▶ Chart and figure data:
↓↓↓

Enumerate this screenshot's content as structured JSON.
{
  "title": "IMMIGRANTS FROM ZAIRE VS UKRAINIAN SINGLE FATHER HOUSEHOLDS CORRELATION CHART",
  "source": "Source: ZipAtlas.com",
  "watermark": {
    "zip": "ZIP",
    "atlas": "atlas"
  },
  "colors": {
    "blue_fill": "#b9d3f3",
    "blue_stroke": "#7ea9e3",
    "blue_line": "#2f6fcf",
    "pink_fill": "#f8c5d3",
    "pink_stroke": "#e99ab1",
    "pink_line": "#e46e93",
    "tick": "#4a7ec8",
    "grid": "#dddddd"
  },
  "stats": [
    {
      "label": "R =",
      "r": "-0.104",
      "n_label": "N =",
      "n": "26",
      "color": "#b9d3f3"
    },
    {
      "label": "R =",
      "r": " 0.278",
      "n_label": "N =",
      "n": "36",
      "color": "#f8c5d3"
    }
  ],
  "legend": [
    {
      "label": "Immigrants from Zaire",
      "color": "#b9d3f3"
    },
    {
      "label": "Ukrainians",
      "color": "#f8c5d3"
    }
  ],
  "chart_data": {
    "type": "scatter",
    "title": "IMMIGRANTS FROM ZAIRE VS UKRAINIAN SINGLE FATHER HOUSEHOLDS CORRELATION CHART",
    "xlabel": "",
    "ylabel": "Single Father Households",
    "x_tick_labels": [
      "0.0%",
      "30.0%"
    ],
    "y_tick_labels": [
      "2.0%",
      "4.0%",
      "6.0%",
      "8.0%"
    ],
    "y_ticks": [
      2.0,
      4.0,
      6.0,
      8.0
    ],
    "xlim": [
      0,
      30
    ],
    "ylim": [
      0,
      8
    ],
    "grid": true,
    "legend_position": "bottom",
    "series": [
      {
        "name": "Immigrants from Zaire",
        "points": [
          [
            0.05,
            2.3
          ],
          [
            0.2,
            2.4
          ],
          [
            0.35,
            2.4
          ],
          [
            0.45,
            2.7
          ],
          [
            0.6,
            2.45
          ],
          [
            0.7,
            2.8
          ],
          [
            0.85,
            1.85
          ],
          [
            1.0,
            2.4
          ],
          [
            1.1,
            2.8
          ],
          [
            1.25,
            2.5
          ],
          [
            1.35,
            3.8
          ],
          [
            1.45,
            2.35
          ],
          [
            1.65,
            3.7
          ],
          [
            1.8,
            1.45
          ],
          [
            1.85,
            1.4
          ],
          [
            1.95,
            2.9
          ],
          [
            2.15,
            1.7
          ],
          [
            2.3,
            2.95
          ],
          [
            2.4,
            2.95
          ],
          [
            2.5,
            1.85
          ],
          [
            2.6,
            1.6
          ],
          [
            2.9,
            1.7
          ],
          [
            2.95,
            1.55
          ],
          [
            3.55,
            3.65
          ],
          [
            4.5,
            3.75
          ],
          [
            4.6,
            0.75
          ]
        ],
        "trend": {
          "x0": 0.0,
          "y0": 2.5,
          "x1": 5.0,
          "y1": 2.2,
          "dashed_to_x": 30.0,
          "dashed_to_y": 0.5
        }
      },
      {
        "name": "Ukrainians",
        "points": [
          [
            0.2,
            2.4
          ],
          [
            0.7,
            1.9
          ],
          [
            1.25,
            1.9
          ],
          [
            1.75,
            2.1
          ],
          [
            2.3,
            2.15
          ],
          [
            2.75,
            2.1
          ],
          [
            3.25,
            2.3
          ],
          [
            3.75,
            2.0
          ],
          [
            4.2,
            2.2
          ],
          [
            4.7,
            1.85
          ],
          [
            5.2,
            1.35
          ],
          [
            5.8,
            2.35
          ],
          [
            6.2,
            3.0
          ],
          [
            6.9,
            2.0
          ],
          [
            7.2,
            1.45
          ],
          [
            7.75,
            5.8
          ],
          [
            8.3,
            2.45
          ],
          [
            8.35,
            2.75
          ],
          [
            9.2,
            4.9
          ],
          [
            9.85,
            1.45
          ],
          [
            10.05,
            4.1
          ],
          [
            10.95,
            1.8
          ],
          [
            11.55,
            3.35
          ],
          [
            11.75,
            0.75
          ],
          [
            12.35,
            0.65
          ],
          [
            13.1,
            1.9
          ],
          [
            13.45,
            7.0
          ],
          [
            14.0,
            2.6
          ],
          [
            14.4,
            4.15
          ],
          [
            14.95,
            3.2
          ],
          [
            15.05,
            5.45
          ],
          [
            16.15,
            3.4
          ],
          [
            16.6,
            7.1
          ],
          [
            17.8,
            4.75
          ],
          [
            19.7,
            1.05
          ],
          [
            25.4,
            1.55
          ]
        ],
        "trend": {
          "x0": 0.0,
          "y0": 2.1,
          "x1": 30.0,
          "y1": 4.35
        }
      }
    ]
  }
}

↑↑↑

▶ Task to carry out: Write the complete data out, exactly as above.

▶ Output for this task:
Enumerate this screenshot's content as structured JSON.
{
  "title": "IMMIGRANTS FROM ZAIRE VS UKRAINIAN SINGLE FATHER HOUSEHOLDS CORRELATION CHART",
  "source": "Source: ZipAtlas.com",
  "watermark": {
    "zip": "ZIP",
    "atlas": "atlas"
  },
  "colors": {
    "blue_fill": "#b9d3f3",
    "blue_stroke": "#7ea9e3",
    "blue_line": "#2f6fcf",
    "pink_fill": "#f8c5d3",
    "pink_stroke": "#e99ab1",
    "pink_line": "#e46e93",
    "tick": "#4a7ec8",
    "grid": "#dddddd"
  },
  "stats": [
    {
      "label": "R =",
      "r": "-0.104",
      "n_label": "N =",
      "n": "26",
      "color": "#b9d3f3"
    },
    {
      "label": "R =",
      "r": " 0.278",
      "n_label": "N =",
      "n": "36",
      "color": "#f8c5d3"
    }
  ],
  "legend": [
    {
      "label": "Immigrants from Zaire",
      "color": "#b9d3f3"
    },
    {
      "label": "Ukrainians",
      "color": "#f8c5d3"
    }
  ],
  "chart_data": {
    "type": "scatter",
    "title": "IMMIGRANTS FROM ZAIRE VS UKRAINIAN SINGLE FATHER HOUSEHOLDS CORRELATION CHART",
    "xlabel": "",
    "ylabel": "Single Father Households",
    "x_tick_labels": [
      "0.0%",
      "30.0%"
    ],
    "y_tick_labels": [
      "2.0%",
      "4.0%",
      "6.0%",
      "8.0%"
    ],
    "y_ticks": [
      2.0,
      4.0,
      6.0,
      8.0
    ],
    "xlim": [
      0,
      30
    ],
    "ylim": [
      0,
      8
    ],
    "grid": true,
    "legend_position": "bottom",
    "series": [
      {
        "name": "Immigrants from Zaire",
        "points": [
          [
            0.05,
            2.3
          ],
          [
            0.2,
            2.4
          ],
          [
            0.35,
            2.4
          ],
          [
            0.45,
            2.7
          ],
          [
            0.6,
            2.45
          ],
          [
            0.7,
            2.8
          ],
          [
            0.85,
            1.85
          ],
          [
            1.0,
            2.4
          ],
          [
            1.1,
            2.8
          ],
          [
            1.25,
            2.5
          ],
          [
            1.35,
            3.8
          ],
          [
            1.45,
            2.35
          ],
          [
            1.65,
            3.7
          ],
          [
            1.8,
            1.45
          ],
          [
            1.85,
            1.4
          ],
          [
            1.95,
            2.9
          ],
          [
            2.15,
            1.7
          ],
          [
            2.3,
            2.95
          ],
          [
            2.4,
            2.95
          ],
          [
            2.5,
            1.85
          ],
          [
            2.6,
            1.6
          ],
          [
            2.9,
            1.7
          ],
          [
            2.95,
            1.55
          ],
          [
            3.55,
            3.65
          ],
          [
            4.5,
            3.75
          ],
          [
            4.6,
            0.75
          ]
        ],
        "trend": {
          "x0": 0.0,
          "y0": 2.5,
          "x1": 5.0,
          "y1": 2.2,
          "dashed_to_x": 30.0,
          "dashed_to_y": 0.5
        }
      },
      {
        "name": "Ukrainians",
        "points": [
          [
            0.2,
            2.4
          ],
          [
            0.7,
            1.9
          ],
          [
            1.25,
            1.9
          ],
          [
            1.75,
            2.1
          ],
          [
            2.3,
            2.15
          ],
          [
            2.75,
            2.1
          ],
          [
            3.25,
            2.3
          ],
          [
            3.75,
            2.0
          ],
          [
            4.2,
            2.2
          ],
          [
            4.7,
            1.85
          ],
          [
            5.2,
            1.35
          ],
          [
            5.8,
            2.35
          ],
          [
            6.2,
            3.0
          ],
          [
            6.9,
            2.0
          ],
          [
            7.2,
            1.45
          ],
          [
            7.75,
            5.8
          ],
          [
            8.3,
            2.45
          ],
          [
            8.35,
            2.75
          ],
          [
            9.2,
            4.9
          ],
          [
            9.85,
            1.45
          ],
          [
            10.05,
            4.1
          ],
          [
            10.95,
            1.8
          ],
          [
            11.55,
            3.35
          ],
          [
            11.75,
            0.75
          ],
          [
            12.35,
            0.65
          ],
          [
            13.1,
            1.9
          ],
          [
            13.45,
            7.0
          ],
          [
            14.0,
            2.6
          ],
          [
            14.4,
            4.15
          ],
          [
            14.95,
            3.2
          ],
          [
            15.05,
            5.45
          ],
          [
            16.15,
            3.4
          ],
          [
            16.6,
            7.1
          ],
          [
            17.8,
            4.75
          ],
          [
            19.7,
            1.05
          ],
          [
            25.4,
            1.55
          ]
        ],
        "trend": {
          "x0": 0.0,
          "y0": 2.1,
          "x1": 30.0,
          "y1": 4.35
        }
      }
    ]
  }
}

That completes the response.